• **ЗАДАНИЯ И УПРАЖНЕНИЯ**:
1) Выведите дословно отрывок из текста о Булгакове: начните со слов «Весь этот шабаш» и закончите словами «участь накануне генеральной.».
2) Как продолжается текст о работе Булгакова в театре? Напишите следующую часть, начав сразу после последнего приведенного предложения.

═════ ФРАГМЕНТ ИСТОЧНИКА ═════

Весь этот шабаш уже не оставил у Булгакова сомнений в том, что ни одному его произведению не суждено увидеть света. В ближайшее время это и подтвердилось. «Иван Васильевич» был запрещен в день генеральной репетиции. «Последние дни» постигла та же участь накануне генеральной.
Осенью 1936 года Булгаков ушел из МХАТа и поступил в Большой театр в качестве либреттиста.
Не без успеха работал он и в новом для него жанре. Написанные им либретто опер «Минин и Пожарский», «Черное море» (о штурме Перекопа в 1920 году), «Рашель», «Петр Великий» были высоко оценены специалистами. Однако ни одна из этих опер по причинам, которые нисколько от него не зависели, поставлена не была.
5
В том же 1936 году Булгаков вернулся к работе над романом о театре, которая была начата им в сентябре 1929 года. Тогда, собственно, это был еще не роман, а что-то вроде повести-письма. Называлась она «Тайному другу», была адресована Елене Сергеевне и открывалась обращением к ней: «Бесценный друг мой! Итак, Вы настаиваете на том, чтобы я сообщил Вам в год катастрофы, каким образом я сделался драматургом? Скажите только одно — зачем вам это? И еще: дайте слово, что Вы не отдадите в печать эту тетрадку даже и после моей смерти».

═════ ФРАГМЕНТЫ ДАННЫХ ═════

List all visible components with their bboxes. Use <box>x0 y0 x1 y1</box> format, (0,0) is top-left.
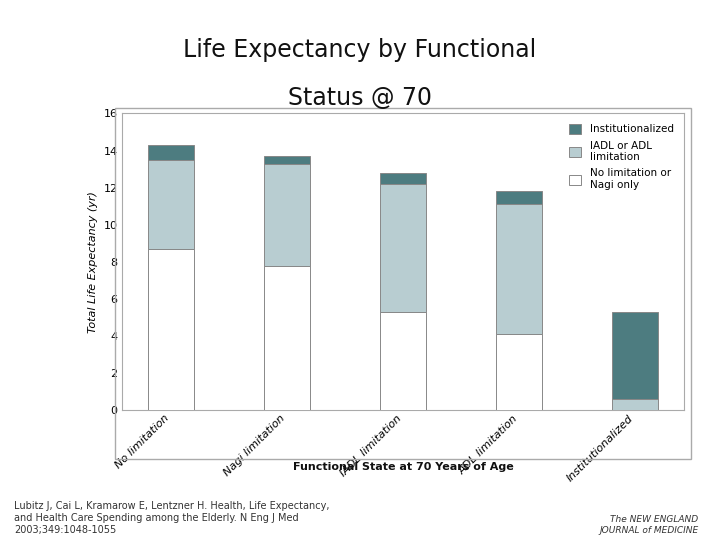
Bar <box>148 160 194 249</box>
Text: Lubitz J, Cai L, Kramarow E, Lentzner H. Health, Life Expectancy,
and Health Car: Lubitz J, Cai L, Kramarow E, Lentzner H.… <box>14 502 330 535</box>
Bar <box>496 204 542 334</box>
Text: Status @ 70: Status @ 70 <box>288 86 432 110</box>
Bar <box>264 164 310 266</box>
Bar <box>264 156 310 164</box>
Bar <box>612 312 659 399</box>
Bar <box>612 399 659 410</box>
Text: Functional State at 70 Years of Age: Functional State at 70 Years of Age <box>293 462 513 472</box>
Bar <box>148 249 194 410</box>
Text: The NEW ENGLAND
JOURNAL of MEDICINE: The NEW ENGLAND JOURNAL of MEDICINE <box>599 515 698 535</box>
Legend: Institutionalized, IADL or ADL
limitation, No limitation or
Nagi only: Institutionalized, IADL or ADL limitatio… <box>564 119 679 195</box>
Bar <box>264 266 310 410</box>
Bar <box>380 312 426 410</box>
Y-axis label: Total Life Expectancy (yr): Total Life Expectancy (yr) <box>88 191 98 333</box>
Bar <box>148 145 194 160</box>
Bar <box>496 334 542 410</box>
Bar <box>380 173 426 184</box>
Text: Life Expectancy by Functional: Life Expectancy by Functional <box>184 38 536 62</box>
Bar <box>380 184 426 312</box>
Bar <box>496 191 542 204</box>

═════

• **ОТВЕТЫ К ЗАДАНИЯМ**:
1)
Весь этот шабаш уже не оставил у Булгакова сомнений в том, что ни одному его произведению не суждено увидеть света. В ближайшее время это и подтвердилось. «Иван Васильевич» был запрещен в день генеральной репетиции. «Последние дни» постигла та же участь накануне генеральной.

2)
Просьба не отдавать в печать звучала искренне: для печати повесть явно не предназначалась. Она как бы продолжала «Записки на манжетах» и носила мемуарный, но гораздо более интимный, чем «Записки», характер.
Булгаков рассказывает «тайному другу», что происходило с ним в «доисторические времена (годы 1921—1925-е)», то есть в те самые годы, когда он служил в «Гудке», сотрудничал в «Накануне», сочинял свои фельетоны и по ночам писал роман. Многие очень важные подробности своей жизни Булгаков здесь опускает. Ни словом не упоминает ни рассказов и повестей, которые были им тогда написаны, ни реакции критики на них. И вообще не с биографией своей знакомит единственную читательницу, а просто беседует с ней, делясь кое-какими секретами и открывая душу.
Не всякому признался бы он, как жил в ту пору «тройной жизнью»: первую проводил, изнывая от «безнадежной серой скуки», на службе, вторую — в московском отделении редакции «Сочельника» (читай — «Накануне»), где «мог несколько развернуть свои мысли». И это было уже само по себе предосудительно: «Сочельник» не одобряли «московские беспартийные и, главное, коммунисты». А третья, настоящая жизнь «цвела у письменного стола», за которым писал он свою заклейменную впоследствии и распятую «Белую гвардию».
Как были бы довольны, как потирали бы руки рапповские критики, попадись им на глаза хотя бы такие строки повести:
«Когда наступал какой-нибудь революционный праздник, Навзикат говорил:
— Надеюсь, что к послезавтрашнему празднику вы разразитесь хорошим героическим рассказом.
Я бледнел, и краснел, и мялся.
— Я не умею писать героические революционные рассказы, — говорил я Навзикату.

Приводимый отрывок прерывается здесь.